What the exercise asks: Copy the items between the line holding "table-cell-text: April 13, 2023 9:01" and the line holding "table-cell-text: April 13, 2023 9:22", inclusive, word for word.

Supplied data:
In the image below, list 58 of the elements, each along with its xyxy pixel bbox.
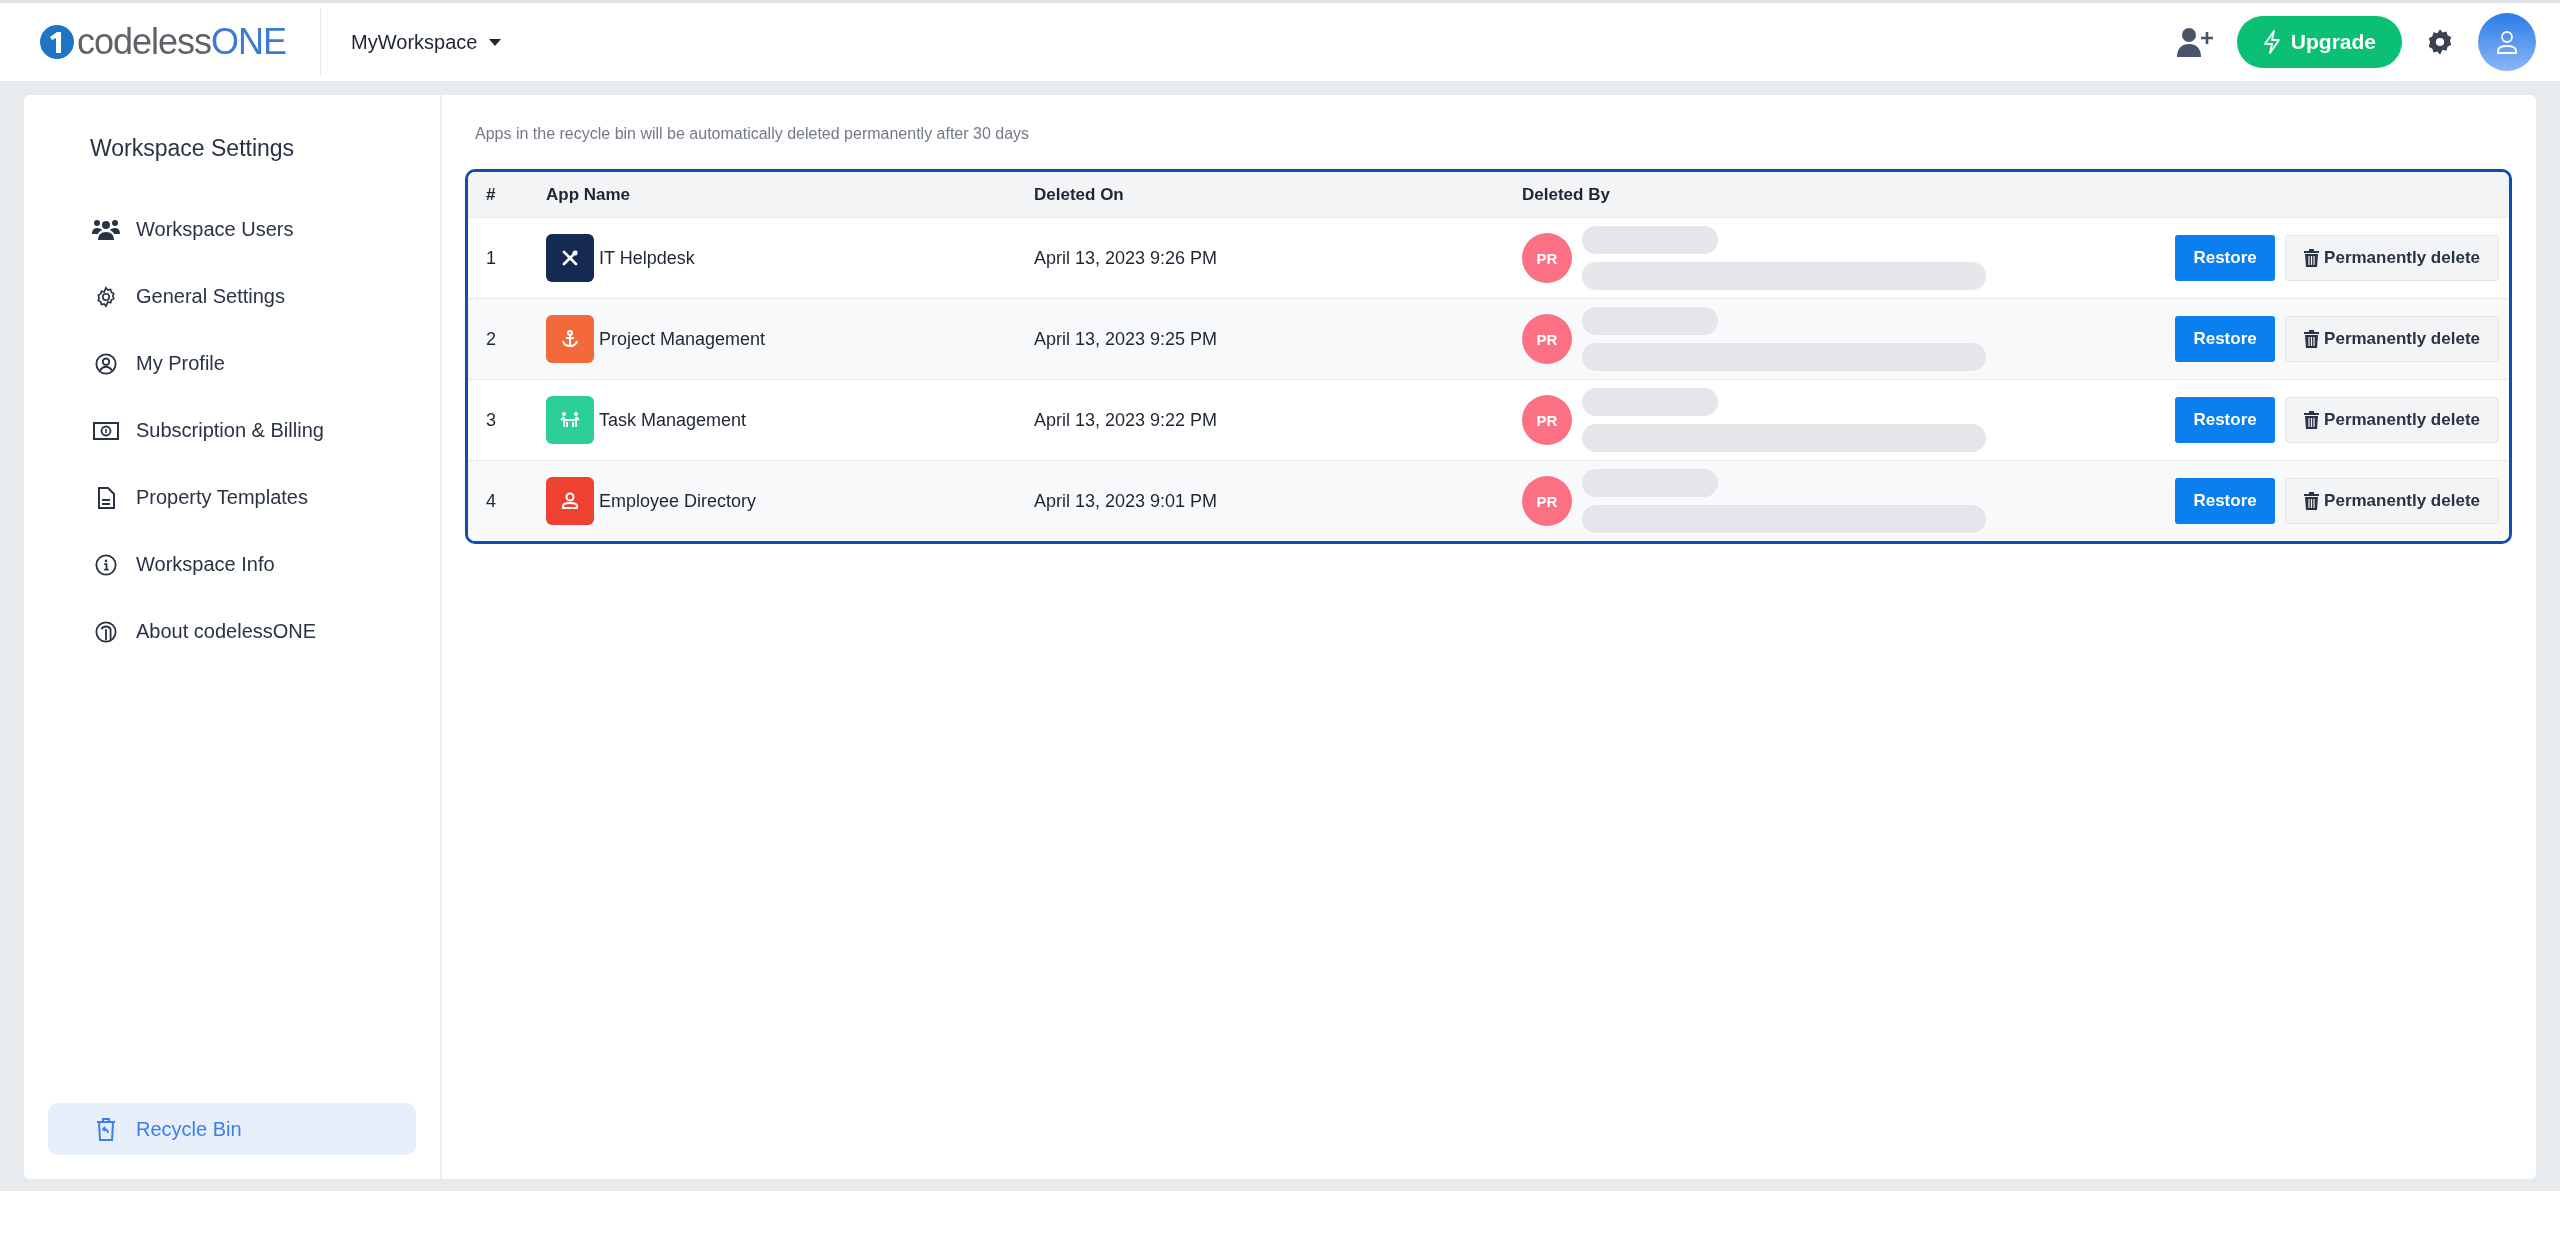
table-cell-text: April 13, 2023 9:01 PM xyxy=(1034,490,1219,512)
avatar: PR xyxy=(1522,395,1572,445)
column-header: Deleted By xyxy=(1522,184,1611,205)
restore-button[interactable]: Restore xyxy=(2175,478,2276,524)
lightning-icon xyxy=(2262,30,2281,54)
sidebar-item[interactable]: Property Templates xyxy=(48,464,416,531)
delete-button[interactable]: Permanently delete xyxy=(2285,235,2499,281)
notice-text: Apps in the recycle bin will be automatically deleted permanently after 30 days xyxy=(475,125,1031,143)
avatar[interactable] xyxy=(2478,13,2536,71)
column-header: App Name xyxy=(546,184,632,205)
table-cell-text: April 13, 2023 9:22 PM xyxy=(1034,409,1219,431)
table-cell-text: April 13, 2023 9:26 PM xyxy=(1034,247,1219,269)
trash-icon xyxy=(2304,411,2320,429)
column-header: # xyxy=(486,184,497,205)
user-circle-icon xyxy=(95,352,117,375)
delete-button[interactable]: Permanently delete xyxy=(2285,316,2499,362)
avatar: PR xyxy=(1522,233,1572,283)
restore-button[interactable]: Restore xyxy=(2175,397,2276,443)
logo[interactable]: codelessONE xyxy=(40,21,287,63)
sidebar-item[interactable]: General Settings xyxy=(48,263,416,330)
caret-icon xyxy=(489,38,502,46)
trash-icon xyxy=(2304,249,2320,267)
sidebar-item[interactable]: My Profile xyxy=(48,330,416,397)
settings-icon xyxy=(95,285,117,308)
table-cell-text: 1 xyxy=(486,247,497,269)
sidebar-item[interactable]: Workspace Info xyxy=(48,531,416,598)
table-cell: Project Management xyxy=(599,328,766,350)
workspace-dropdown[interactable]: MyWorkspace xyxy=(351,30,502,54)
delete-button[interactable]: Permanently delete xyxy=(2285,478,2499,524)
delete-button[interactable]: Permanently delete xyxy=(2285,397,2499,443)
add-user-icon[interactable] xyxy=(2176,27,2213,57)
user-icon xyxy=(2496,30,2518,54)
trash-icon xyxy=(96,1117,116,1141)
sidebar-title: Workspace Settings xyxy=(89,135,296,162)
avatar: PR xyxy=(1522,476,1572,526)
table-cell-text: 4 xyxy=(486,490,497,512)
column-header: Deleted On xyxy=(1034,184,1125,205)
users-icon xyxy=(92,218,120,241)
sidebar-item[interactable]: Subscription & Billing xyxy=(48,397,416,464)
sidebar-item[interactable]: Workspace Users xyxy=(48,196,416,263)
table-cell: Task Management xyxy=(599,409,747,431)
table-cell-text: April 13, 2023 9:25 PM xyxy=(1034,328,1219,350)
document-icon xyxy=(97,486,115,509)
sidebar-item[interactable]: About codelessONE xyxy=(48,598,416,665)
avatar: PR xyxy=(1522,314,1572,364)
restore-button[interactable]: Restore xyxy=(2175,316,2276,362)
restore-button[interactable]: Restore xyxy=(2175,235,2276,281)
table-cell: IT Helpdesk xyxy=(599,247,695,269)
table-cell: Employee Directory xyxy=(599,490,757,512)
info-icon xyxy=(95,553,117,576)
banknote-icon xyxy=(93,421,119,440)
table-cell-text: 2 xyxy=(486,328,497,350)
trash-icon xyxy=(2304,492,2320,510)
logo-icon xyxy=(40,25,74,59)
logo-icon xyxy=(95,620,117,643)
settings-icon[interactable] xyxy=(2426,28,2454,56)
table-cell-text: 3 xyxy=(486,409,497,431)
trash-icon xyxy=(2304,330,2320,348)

...

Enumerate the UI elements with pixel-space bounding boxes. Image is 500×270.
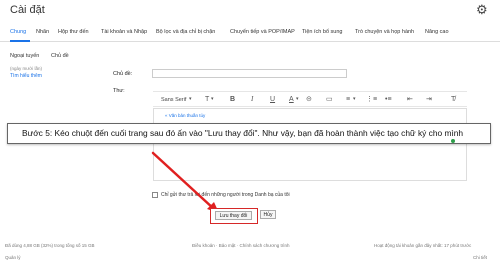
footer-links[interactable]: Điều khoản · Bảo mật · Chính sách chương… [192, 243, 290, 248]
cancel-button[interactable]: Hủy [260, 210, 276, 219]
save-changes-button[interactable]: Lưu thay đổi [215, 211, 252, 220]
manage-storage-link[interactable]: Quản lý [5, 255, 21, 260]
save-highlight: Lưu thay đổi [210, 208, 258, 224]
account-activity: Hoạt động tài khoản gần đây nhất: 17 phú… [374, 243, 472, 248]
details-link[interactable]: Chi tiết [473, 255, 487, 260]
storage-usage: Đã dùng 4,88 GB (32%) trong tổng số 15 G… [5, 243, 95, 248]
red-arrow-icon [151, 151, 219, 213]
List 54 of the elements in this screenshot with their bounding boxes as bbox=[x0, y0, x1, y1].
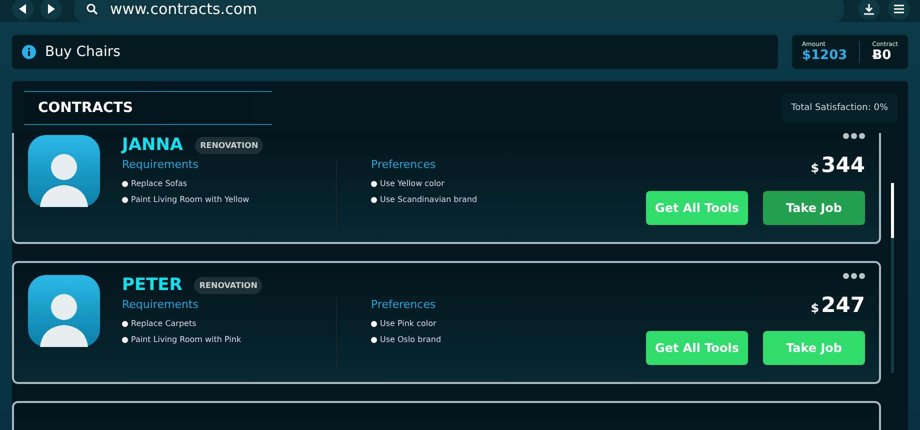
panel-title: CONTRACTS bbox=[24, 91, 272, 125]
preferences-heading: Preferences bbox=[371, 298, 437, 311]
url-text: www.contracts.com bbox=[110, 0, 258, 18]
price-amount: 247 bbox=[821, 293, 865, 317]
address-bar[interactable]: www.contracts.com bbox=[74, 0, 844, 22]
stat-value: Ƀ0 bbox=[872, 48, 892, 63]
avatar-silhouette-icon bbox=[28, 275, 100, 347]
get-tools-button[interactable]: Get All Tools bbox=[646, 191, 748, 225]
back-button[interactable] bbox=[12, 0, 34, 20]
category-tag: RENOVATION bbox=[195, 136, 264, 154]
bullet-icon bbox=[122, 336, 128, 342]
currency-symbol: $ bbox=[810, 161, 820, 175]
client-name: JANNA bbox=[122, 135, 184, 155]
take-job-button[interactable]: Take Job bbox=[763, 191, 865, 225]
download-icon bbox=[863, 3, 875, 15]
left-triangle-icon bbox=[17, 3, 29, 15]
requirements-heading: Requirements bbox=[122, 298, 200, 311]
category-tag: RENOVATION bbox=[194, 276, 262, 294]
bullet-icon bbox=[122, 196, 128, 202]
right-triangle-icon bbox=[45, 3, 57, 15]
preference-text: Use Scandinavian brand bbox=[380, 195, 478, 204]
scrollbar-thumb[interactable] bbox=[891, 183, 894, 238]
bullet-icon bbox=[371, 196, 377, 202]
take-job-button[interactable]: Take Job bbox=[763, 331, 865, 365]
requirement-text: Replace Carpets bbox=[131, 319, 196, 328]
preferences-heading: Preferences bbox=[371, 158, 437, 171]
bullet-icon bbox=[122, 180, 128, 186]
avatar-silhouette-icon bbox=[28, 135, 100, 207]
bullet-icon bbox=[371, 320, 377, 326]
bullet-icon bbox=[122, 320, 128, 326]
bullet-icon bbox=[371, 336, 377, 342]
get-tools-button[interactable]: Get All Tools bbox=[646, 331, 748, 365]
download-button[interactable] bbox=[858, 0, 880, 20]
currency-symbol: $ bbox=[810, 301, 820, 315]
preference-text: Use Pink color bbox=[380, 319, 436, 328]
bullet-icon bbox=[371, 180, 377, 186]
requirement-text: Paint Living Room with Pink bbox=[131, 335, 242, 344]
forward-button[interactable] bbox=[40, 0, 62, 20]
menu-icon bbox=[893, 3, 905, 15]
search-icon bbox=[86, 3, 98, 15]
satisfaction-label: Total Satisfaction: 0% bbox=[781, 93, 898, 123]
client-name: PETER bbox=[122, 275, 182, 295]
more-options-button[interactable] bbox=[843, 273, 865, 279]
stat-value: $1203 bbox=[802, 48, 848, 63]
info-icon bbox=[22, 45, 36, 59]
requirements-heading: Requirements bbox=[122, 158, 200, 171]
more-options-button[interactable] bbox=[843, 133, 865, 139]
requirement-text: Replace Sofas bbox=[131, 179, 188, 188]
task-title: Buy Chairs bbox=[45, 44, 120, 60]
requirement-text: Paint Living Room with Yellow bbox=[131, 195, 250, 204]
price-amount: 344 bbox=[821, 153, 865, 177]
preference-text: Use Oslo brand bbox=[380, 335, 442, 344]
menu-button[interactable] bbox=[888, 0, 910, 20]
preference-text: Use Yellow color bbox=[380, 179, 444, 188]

Solution to the problem:
table-cell-text: April 13, 2023 9:01 PM xyxy=(1034,490,1219,512)
avatar: PR xyxy=(1522,395,1572,445)
column-header: Deleted By xyxy=(1522,184,1611,205)
restore-button[interactable]: Restore xyxy=(2175,478,2276,524)
lightning-icon xyxy=(2262,30,2281,54)
sidebar-item[interactable]: Property Templates xyxy=(48,464,416,531)
delete-button[interactable]: Permanently delete xyxy=(2285,235,2499,281)
notice-text: Apps in the recycle bin will be automatically deleted permanently after 30 days xyxy=(475,125,1031,143)
avatar[interactable] xyxy=(2478,13,2536,71)
column-header: App Name xyxy=(546,184,632,205)
table-cell-text: April 13, 2023 9:22 PM xyxy=(1034,409,1219,431)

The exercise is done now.